> _To be done_:
The records below should be written out again, exactly.

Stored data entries
BEGIN
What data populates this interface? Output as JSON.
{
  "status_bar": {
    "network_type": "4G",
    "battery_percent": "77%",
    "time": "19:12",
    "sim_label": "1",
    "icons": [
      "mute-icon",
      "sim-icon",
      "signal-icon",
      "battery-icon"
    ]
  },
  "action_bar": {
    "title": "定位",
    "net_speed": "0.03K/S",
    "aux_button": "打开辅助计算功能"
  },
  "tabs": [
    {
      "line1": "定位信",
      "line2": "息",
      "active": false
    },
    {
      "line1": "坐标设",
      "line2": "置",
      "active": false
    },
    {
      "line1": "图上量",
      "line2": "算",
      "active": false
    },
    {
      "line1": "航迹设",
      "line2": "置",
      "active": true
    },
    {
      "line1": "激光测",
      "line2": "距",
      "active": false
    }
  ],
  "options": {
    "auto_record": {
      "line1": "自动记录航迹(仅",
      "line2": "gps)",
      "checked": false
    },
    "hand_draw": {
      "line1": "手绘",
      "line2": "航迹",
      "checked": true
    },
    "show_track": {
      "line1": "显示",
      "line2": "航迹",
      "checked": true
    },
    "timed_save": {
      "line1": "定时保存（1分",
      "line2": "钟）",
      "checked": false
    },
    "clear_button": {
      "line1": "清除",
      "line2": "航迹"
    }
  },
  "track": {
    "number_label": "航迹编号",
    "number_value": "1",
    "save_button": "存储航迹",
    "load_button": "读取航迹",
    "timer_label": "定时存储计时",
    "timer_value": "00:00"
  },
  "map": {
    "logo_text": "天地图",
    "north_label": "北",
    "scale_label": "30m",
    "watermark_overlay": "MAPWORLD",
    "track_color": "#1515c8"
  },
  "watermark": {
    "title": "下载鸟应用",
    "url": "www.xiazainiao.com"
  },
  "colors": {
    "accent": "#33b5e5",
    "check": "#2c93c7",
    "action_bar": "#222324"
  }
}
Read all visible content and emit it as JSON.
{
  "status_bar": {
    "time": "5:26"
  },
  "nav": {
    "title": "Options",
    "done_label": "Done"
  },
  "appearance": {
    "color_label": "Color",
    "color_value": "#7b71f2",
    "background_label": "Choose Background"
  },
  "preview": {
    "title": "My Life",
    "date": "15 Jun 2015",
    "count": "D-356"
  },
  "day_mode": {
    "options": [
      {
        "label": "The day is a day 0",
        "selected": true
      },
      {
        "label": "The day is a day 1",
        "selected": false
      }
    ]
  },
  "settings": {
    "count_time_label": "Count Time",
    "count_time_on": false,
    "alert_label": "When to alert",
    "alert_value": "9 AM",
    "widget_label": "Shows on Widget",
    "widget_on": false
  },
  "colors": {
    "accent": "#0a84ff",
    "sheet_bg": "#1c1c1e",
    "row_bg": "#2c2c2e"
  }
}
END
> _Task result_:
What data populates this interface? Output as JSON.
{
  "status_bar": {
    "network_type": "4G",
    "battery_percent": "77%",
    "time": "19:12",
    "sim_label": "1",
    "icons": [
      "mute-icon",
      "sim-icon",
      "signal-icon",
      "battery-icon"
    ]
  },
  "action_bar": {
    "title": "定位",
    "net_speed": "0.03K/S",
    "aux_button": "打开辅助计算功能"
  },
  "tabs": [
    {
      "line1": "定位信",
      "line2": "息",
      "active": false
    },
    {
      "line1": "坐标设",
      "line2": "置",
      "active": false
    },
    {
      "line1": "图上量",
      "line2": "算",
      "active": false
    },
    {
      "line1": "航迹设",
      "line2": "置",
      "active": true
    },
    {
      "line1": "激光测",
      "line2": "距",
      "active": false
    }
  ],
  "options": {
    "auto_record": {
      "line1": "自动记录航迹(仅",
      "line2": "gps)",
      "checked": false
    },
    "hand_draw": {
      "line1": "手绘",
      "line2": "航迹",
      "checked": true
    },
    "show_track": {
      "line1": "显示",
      "line2": "航迹",
      "checked": true
    },
    "timed_save": {
      "line1": "定时保存（1分",
      "line2": "钟）",
      "checked": false
    },
    "clear_button": {
      "line1": "清除",
      "line2": "航迹"
    }
  },
  "track": {
    "number_label": "航迹编号",
    "number_value": "1",
    "save_button": "存储航迹",
    "load_button": "读取航迹",
    "timer_label": "定时存储计时",
    "timer_value": "00:00"
  },
  "map": {
    "logo_text": "天地图",
    "north_label": "北",
    "scale_label": "30m",
    "watermark_overlay": "MAPWORLD",
    "track_color": "#1515c8"
  },
  "watermark": {
    "title": "下载鸟应用",
    "url": "www.xiazainiao.com"
  },
  "colors": {
    "accent": "#33b5e5",
    "check": "#2c93c7",
    "action_bar": "#222324"
  }
}
Read all visible content and emit it as JSON.
{
  "status_bar": {
    "time": "5:26"
  },
  "nav": {
    "title": "Options",
    "done_label": "Done"
  },
  "appearance": {
    "color_label": "Color",
    "color_value": "#7b71f2",
    "background_label": "Choose Background"
  },
  "preview": {
    "title": "My Life",
    "date": "15 Jun 2015",
    "count": "D-356"
  },
  "day_mode": {
    "options": [
      {
        "label": "The day is a day 0",
        "selected": true
      },
      {
        "label": "The day is a day 1",
        "selected": false
      }
    ]
  },
  "settings": {
    "count_time_label": "Count Time",
    "count_time_on": false,
    "alert_label": "When to alert",
    "alert_value": "9 AM",
    "widget_label": "Shows on Widget",
    "widget_on": false
  },
  "colors": {
    "accent": "#0a84ff",
    "sheet_bg": "#1c1c1e",
    "row_bg": "#2c2c2e"
  }
}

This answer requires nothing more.